[START OF Data records]

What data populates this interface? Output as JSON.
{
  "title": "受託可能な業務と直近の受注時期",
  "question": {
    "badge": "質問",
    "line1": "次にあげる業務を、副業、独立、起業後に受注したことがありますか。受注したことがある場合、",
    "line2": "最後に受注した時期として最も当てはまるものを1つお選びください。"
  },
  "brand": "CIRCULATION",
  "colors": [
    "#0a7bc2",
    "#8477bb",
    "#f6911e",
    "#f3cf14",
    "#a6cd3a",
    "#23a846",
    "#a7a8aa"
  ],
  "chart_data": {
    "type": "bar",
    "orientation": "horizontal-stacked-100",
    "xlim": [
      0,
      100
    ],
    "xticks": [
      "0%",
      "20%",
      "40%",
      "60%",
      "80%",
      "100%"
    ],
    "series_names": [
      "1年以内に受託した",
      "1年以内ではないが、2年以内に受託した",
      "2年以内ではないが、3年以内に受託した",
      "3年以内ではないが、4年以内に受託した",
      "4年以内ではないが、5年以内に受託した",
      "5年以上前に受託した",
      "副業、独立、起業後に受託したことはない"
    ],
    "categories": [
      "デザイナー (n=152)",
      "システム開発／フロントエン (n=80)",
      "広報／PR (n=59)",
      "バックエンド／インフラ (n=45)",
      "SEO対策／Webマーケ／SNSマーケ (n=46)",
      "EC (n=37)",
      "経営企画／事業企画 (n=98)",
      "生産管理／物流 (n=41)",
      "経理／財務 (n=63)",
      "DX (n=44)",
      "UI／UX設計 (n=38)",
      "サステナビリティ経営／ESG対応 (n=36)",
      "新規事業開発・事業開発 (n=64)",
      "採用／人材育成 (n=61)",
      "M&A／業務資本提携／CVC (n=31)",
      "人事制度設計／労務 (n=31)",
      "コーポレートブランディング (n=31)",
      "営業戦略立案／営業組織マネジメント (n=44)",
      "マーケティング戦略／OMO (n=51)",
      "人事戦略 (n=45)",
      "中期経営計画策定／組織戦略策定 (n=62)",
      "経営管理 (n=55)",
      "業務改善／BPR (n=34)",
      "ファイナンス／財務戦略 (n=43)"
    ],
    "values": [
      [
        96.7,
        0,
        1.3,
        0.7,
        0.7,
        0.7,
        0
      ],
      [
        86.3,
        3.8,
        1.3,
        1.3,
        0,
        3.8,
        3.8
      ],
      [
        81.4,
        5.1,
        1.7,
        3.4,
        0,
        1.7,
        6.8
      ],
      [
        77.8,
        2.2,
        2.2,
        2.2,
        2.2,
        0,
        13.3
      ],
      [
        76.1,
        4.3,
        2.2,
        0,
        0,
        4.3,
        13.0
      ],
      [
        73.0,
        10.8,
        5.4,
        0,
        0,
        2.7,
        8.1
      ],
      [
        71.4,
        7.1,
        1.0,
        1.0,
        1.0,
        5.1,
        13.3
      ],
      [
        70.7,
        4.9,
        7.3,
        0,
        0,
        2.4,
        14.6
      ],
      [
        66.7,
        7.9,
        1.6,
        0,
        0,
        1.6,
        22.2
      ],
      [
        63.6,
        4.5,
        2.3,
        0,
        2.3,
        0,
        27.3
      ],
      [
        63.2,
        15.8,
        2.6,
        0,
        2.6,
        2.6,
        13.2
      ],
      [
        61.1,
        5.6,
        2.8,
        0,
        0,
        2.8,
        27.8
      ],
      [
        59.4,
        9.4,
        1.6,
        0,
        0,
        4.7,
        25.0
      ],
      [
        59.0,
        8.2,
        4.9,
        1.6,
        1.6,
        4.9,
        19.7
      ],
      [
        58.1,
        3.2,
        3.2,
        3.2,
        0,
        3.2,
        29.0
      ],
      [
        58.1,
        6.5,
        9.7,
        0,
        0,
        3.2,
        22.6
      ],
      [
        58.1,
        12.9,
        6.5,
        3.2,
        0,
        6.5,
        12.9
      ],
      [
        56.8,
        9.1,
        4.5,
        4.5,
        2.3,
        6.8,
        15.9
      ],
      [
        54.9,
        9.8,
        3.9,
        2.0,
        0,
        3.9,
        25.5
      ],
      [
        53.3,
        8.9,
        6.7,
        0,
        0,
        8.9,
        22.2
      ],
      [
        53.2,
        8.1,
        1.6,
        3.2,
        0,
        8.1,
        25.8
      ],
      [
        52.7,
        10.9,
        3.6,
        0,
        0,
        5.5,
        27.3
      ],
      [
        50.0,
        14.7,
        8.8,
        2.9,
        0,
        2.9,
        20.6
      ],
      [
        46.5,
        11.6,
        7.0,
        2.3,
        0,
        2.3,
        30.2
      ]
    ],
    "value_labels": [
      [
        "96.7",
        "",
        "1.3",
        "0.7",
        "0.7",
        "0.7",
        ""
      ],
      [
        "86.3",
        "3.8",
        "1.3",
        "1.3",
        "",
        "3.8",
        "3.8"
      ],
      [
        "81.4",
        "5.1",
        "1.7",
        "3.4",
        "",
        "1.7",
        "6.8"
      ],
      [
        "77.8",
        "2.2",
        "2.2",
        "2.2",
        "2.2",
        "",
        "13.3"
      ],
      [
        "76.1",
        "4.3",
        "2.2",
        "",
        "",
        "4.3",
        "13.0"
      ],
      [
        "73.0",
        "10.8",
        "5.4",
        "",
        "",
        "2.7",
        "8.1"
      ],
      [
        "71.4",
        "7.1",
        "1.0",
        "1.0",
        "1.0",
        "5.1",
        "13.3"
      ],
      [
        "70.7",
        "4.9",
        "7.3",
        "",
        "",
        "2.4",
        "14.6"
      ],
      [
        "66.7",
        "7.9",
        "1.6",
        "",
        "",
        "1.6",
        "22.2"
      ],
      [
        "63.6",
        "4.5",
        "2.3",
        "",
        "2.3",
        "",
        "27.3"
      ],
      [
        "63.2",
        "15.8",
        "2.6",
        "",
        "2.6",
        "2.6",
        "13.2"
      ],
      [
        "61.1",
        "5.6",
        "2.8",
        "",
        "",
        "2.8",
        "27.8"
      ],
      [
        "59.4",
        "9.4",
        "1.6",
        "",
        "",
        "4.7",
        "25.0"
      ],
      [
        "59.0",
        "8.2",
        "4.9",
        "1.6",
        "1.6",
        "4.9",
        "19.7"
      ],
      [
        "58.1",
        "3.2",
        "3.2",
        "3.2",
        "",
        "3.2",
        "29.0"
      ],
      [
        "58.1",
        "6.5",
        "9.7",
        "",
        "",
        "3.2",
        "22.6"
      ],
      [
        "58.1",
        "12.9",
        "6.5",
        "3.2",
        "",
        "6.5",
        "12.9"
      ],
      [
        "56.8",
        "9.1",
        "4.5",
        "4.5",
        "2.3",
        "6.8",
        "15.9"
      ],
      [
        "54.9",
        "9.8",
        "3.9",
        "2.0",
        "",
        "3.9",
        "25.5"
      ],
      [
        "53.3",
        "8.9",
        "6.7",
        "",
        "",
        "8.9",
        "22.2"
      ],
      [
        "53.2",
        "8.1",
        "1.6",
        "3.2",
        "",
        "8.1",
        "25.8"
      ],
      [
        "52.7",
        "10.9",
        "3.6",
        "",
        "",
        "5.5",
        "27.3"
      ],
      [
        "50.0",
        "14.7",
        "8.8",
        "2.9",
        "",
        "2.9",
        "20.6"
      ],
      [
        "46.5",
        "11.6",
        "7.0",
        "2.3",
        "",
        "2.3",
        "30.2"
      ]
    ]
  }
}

[END OF Data records]

Set out the complete listing exactly as shown.

• **Expected answer**
What data populates this interface? Output as JSON.
{
  "title": "受託可能な業務と直近の受注時期",
  "question": {
    "badge": "質問",
    "line1": "次にあげる業務を、副業、独立、起業後に受注したことがありますか。受注したことがある場合、",
    "line2": "最後に受注した時期として最も当てはまるものを1つお選びください。"
  },
  "brand": "CIRCULATION",
  "colors": [
    "#0a7bc2",
    "#8477bb",
    "#f6911e",
    "#f3cf14",
    "#a6cd3a",
    "#23a846",
    "#a7a8aa"
  ],
  "chart_data": {
    "type": "bar",
    "orientation": "horizontal-stacked-100",
    "xlim": [
      0,
      100
    ],
    "xticks": [
      "0%",
      "20%",
      "40%",
      "60%",
      "80%",
      "100%"
    ],
    "series_names": [
      "1年以内に受託した",
      "1年以内ではないが、2年以内に受託した",
      "2年以内ではないが、3年以内に受託した",
      "3年以内ではないが、4年以内に受託した",
      "4年以内ではないが、5年以内に受託した",
      "5年以上前に受託した",
      "副業、独立、起業後に受託したことはない"
    ],
    "categories": [
      "デザイナー (n=152)",
      "システム開発／フロントエン (n=80)",
      "広報／PR (n=59)",
      "バックエンド／インフラ (n=45)",
      "SEO対策／Webマーケ／SNSマーケ (n=46)",
      "EC (n=37)",
      "経営企画／事業企画 (n=98)",
      "生産管理／物流 (n=41)",
      "経理／財務 (n=63)",
      "DX (n=44)",
      "UI／UX設計 (n=38)",
      "サステナビリティ経営／ESG対応 (n=36)",
      "新規事業開発・事業開発 (n=64)",
      "採用／人材育成 (n=61)",
      "M&A／業務資本提携／CVC (n=31)",
      "人事制度設計／労務 (n=31)",
      "コーポレートブランディング (n=31)",
      "営業戦略立案／営業組織マネジメント (n=44)",
      "マーケティング戦略／OMO (n=51)",
      "人事戦略 (n=45)",
      "中期経営計画策定／組織戦略策定 (n=62)",
      "経営管理 (n=55)",
      "業務改善／BPR (n=34)",
      "ファイナンス／財務戦略 (n=43)"
    ],
    "values": [
      [
        96.7,
        0,
        1.3,
        0.7,
        0.7,
        0.7,
        0
      ],
      [
        86.3,
        3.8,
        1.3,
        1.3,
        0,
        3.8,
        3.8
      ],
      [
        81.4,
        5.1,
        1.7,
        3.4,
        0,
        1.7,
        6.8
      ],
      [
        77.8,
        2.2,
        2.2,
        2.2,
        2.2,
        0,
        13.3
      ],
      [
        76.1,
        4.3,
        2.2,
        0,
        0,
        4.3,
        13.0
      ],
      [
        73.0,
        10.8,
        5.4,
        0,
        0,
        2.7,
        8.1
      ],
      [
        71.4,
        7.1,
        1.0,
        1.0,
        1.0,
        5.1,
        13.3
      ],
      [
        70.7,
        4.9,
        7.3,
        0,
        0,
        2.4,
        14.6
      ],
      [
        66.7,
        7.9,
        1.6,
        0,
        0,
        1.6,
        22.2
      ],
      [
        63.6,
        4.5,
        2.3,
        0,
        2.3,
        0,
        27.3
      ],
      [
        63.2,
        15.8,
        2.6,
        0,
        2.6,
        2.6,
        13.2
      ],
      [
        61.1,
        5.6,
        2.8,
        0,
        0,
        2.8,
        27.8
      ],
      [
        59.4,
        9.4,
        1.6,
        0,
        0,
        4.7,
        25.0
      ],
      [
        59.0,
        8.2,
        4.9,
        1.6,
        1.6,
        4.9,
        19.7
      ],
      [
        58.1,
        3.2,
        3.2,
        3.2,
        0,
        3.2,
        29.0
      ],
      [
        58.1,
        6.5,
        9.7,
        0,
        0,
        3.2,
        22.6
      ],
      [
        58.1,
        12.9,
        6.5,
        3.2,
        0,
        6.5,
        12.9
      ],
      [
        56.8,
        9.1,
        4.5,
        4.5,
        2.3,
        6.8,
        15.9
      ],
      [
        54.9,
        9.8,
        3.9,
        2.0,
        0,
        3.9,
        25.5
      ],
      [
        53.3,
        8.9,
        6.7,
        0,
        0,
        8.9,
        22.2
      ],
      [
        53.2,
        8.1,
        1.6,
        3.2,
        0,
        8.1,
        25.8
      ],
      [
        52.7,
        10.9,
        3.6,
        0,
        0,
        5.5,
        27.3
      ],
      [
        50.0,
        14.7,
        8.8,
        2.9,
        0,
        2.9,
        20.6
      ],
      [
        46.5,
        11.6,
        7.0,
        2.3,
        0,
        2.3,
        30.2
      ]
    ],
    "value_labels": [
      [
        "96.7",
        "",
        "1.3",
        "0.7",
        "0.7",
        "0.7",
        ""
      ],
      [
        "86.3",
        "3.8",
        "1.3",
        "1.3",
        "",
        "3.8",
        "3.8"
      ],
      [
        "81.4",
        "5.1",
        "1.7",
        "3.4",
        "",
        "1.7",
        "6.8"
      ],
      [
        "77.8",
        "2.2",
        "2.2",
        "2.2",
        "2.2",
        "",
        "13.3"
      ],
      [
        "76.1",
        "4.3",
        "2.2",
        "",
        "",
        "4.3",
        "13.0"
      ],
      [
        "73.0",
        "10.8",
        "5.4",
        "",
        "",
        "2.7",
        "8.1"
      ],
      [
        "71.4",
        "7.1",
        "1.0",
        "1.0",
        "1.0",
        "5.1",
        "13.3"
      ],
      [
        "70.7",
        "4.9",
        "7.3",
        "",
        "",
        "2.4",
        "14.6"
      ],
      [
        "66.7",
        "7.9",
        "1.6",
        "",
        "",
        "1.6",
        "22.2"
      ],
      [
        "63.6",
        "4.5",
        "2.3",
        "",
        "2.3",
        "",
        "27.3"
      ],
      [
        "63.2",
        "15.8",
        "2.6",
        "",
        "2.6",
        "2.6",
        "13.2"
      ],
      [
        "61.1",
        "5.6",
        "2.8",
        "",
        "",
        "2.8",
        "27.8"
      ],
      [
        "59.4",
        "9.4",
        "1.6",
        "",
        "",
        "4.7",
        "25.0"
      ],
      [
        "59.0",
        "8.2",
        "4.9",
        "1.6",
        "1.6",
        "4.9",
        "19.7"
      ],
      [
        "58.1",
        "3.2",
        "3.2",
        "3.2",
        "",
        "3.2",
        "29.0"
      ],
      [
        "58.1",
        "6.5",
        "9.7",
        "",
        "",
        "3.2",
        "22.6"
      ],
      [
        "58.1",
        "12.9",
        "6.5",
        "3.2",
        "",
        "6.5",
        "12.9"
      ],
      [
        "56.8",
        "9.1",
        "4.5",
        "4.5",
        "2.3",
        "6.8",
        "15.9"
      ],
      [
        "54.9",
        "9.8",
        "3.9",
        "2.0",
        "",
        "3.9",
        "25.5"
      ],
      [
        "53.3",
        "8.9",
        "6.7",
        "",
        "",
        "8.9",
        "22.2"
      ],
      [
        "53.2",
        "8.1",
        "1.6",
        "3.2",
        "",
        "8.1",
        "25.8"
      ],
      [
        "52.7",
        "10.9",
        "3.6",
        "",
        "",
        "5.5",
        "27.3"
      ],
      [
        "50.0",
        "14.7",
        "8.8",
        "2.9",
        "",
        "2.9",
        "20.6"
      ],
      [
        "46.5",
        "11.6",
        "7.0",
        "2.3",
        "",
        "2.3",
        "30.2"
      ]
    ]
  }
}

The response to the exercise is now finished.